▶ TRECHO CITADO
A PESQUISA NAS CRÔNICAS DOS JORNAIS ANTIGOS DO ACRE
Por Maria Alzenir Alves Rabelo Mendes
Mestranda em Letras, Linguagem e Identidade (UFAC)
A motivação para a pesquisa sobre a produção textual do Acre, mais precisamente com as crônicas dos jornais antigos, reside na constatação de que o acesso à produção escrita no Acre ainda é bastante restrito. Daí a escassez de textos que possam ser utilizados como apoio didático nas aulas de Língua Portuguesa e suas Literaturas, bem como nos cursos de leitura e produção textual. Essa escassez é bem mais evidente quanto a leituras sobre as peculiaridades da cultura do Estado do Acre.
Na ausência desse material, não se pode estranhar que um estudante acreano conheça mais sobre outros Estados brasileiros do que sobre suas próprias origens. Uma grande parcela do alunado tem contato, pelo menos, na sala de aula, com a produção de escritores reconhecidos, nacionalmente, como Fernando Sabino, Humberto de Campos, Rubem Braga, Carlos Drummond de Andrade, e outros que tiveram suas criações literárias publicadas, a princípio em jornais, o que é comum às crônicas, e posteriormente em antologias, e em livros didáticos.
No caso do Acre, embora as crônicas também tenham sido publicadas nos jornais locais, é pouco provável que os estudantes saibam quem foi Antônio Carneiro Meira; Baxir Chaul ou Stelio de Amics; quem assinava as crônicas como “Zelinha”; “Zeferino”; “Zé do Barranco”, entre outros que escreviam para os periódicos da região. Pouquíssimos alunos, talvez, tenham lido as crônicas de José Alberto Mendes, José Chalub Leite, Adelino Moura, Francisco Dandão, Aluísio Maia, Antônio Stélio e outros que fizeram e ainda fazem jornalismo literário no Acre.

▶ TAREFA A REALIZAR
Responda às perguntas abaixo com base no trecho citado.
(a) Em que aulas e cursos, segundo o trecho citado, faltam textos para servir de apoio didático?
(b) Onde foram publicadas, a princípio, as criações literárias dos escritores reconhecidos nacionalmente?
(c) Com que nomes, entre outros, eram assinadas algumas crônicas dos jornais do Acre?

▶ INFORMAÇÕES FORNECIDAS
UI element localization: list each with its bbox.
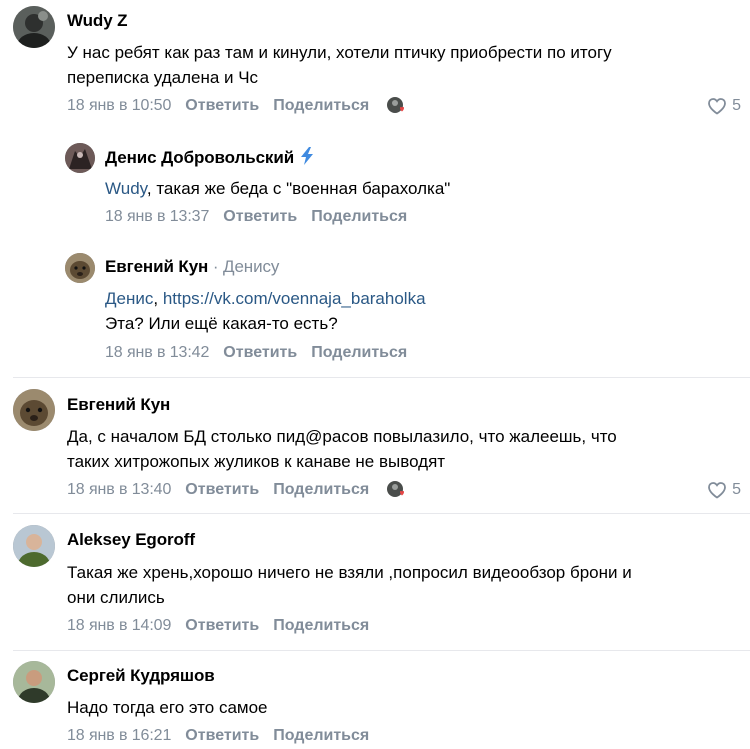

▶ RESPOSTA DA TAREFA
(a) Nas aulas de Língua Portuguesa e suas Literaturas e nos cursos de leitura e produção textual.
(b) Em jornais.
(c) “Zelinha”, “Zeferino” e “Zé do Barranco”.